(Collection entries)
===============

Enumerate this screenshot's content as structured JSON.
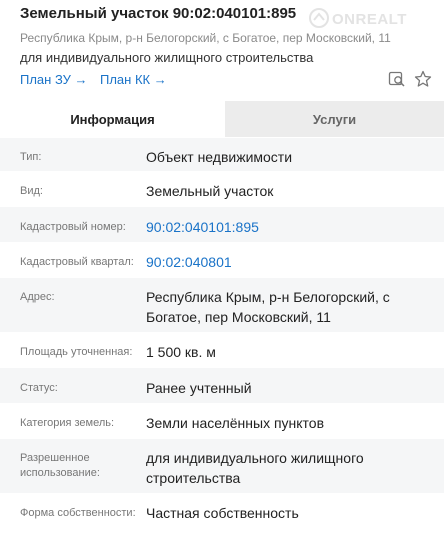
{
  "header": {
    "title": "Земельный участок 90:02:040101:895",
    "address": "Республика Крым, р-н Белогорский, с Богатое, пер Московский, 11",
    "purpose": "для индивидуального жилищного строительства",
    "link_zu": "План ЗУ →",
    "link_kk": "План КК →",
    "watermark": "ONREALT"
  },
  "tabs": {
    "info": "Информация",
    "services": "Услуги"
  },
  "rows": [
    {
      "label": "Тип:",
      "value": "Объект недвижимости"
    },
    {
      "label": "Вид:",
      "value": "Земельный участок"
    },
    {
      "label": "Кадастровый номер:",
      "value": "90:02:040101:895"
    },
    {
      "label": "Кадастровый квартал:",
      "value": "90:02:040801"
    },
    {
      "label": "Адрес:",
      "value": "Республика Крым, р-н Белогорский, с Богатое, пер Московский, 11"
    },
    {
      "label": "Площадь уточненная:",
      "value": "1 500 кв. м"
    },
    {
      "label": "Статус:",
      "value": "Ранее учтенный"
    },
    {
      "label": "Категория земель:",
      "value": "Земли населённых пунктов"
    },
    {
      "label": "Разрешенное использование:",
      "value": "для индивидуального жилищного строительства"
    },
    {
      "label": "Форма собственности:",
      "value": "Частная собственность"
    }
  ],
  "colors": {
    "link": "#1a73c8",
    "tab_inactive_bg": "#ececec",
    "row_alt_bg": "#f5f6f7"
  },
  "icons": [
    "search-map-icon",
    "star-icon"
  ]
}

===============

Give the data above again in full and unchanged, skipping the pictures.

** Solution below **
Enumerate this screenshot's content as structured JSON.
{
  "header": {
    "title": "Земельный участок 90:02:040101:895",
    "address": "Республика Крым, р-н Белогорский, с Богатое, пер Московский, 11",
    "purpose": "для индивидуального жилищного строительства",
    "link_zu": "План ЗУ →",
    "link_kk": "План КК →",
    "watermark": "ONREALT"
  },
  "tabs": {
    "info": "Информация",
    "services": "Услуги"
  },
  "rows": [
    {
      "label": "Тип:",
      "value": "Объект недвижимости"
    },
    {
      "label": "Вид:",
      "value": "Земельный участок"
    },
    {
      "label": "Кадастровый номер:",
      "value": "90:02:040101:895"
    },
    {
      "label": "Кадастровый квартал:",
      "value": "90:02:040801"
    },
    {
      "label": "Адрес:",
      "value": "Республика Крым, р-н Белогорский, с Богатое, пер Московский, 11"
    },
    {
      "label": "Площадь уточненная:",
      "value": "1 500 кв. м"
    },
    {
      "label": "Статус:",
      "value": "Ранее учтенный"
    },
    {
      "label": "Категория земель:",
      "value": "Земли населённых пунктов"
    },
    {
      "label": "Разрешенное использование:",
      "value": "для индивидуального жилищного строительства"
    },
    {
      "label": "Форма собственности:",
      "value": "Частная собственность"
    }
  ],
  "colors": {
    "link": "#1a73c8",
    "tab_inactive_bg": "#ececec",
    "row_alt_bg": "#f5f6f7"
  },
  "icons": [
    "search-map-icon",
    "star-icon"
  ]
}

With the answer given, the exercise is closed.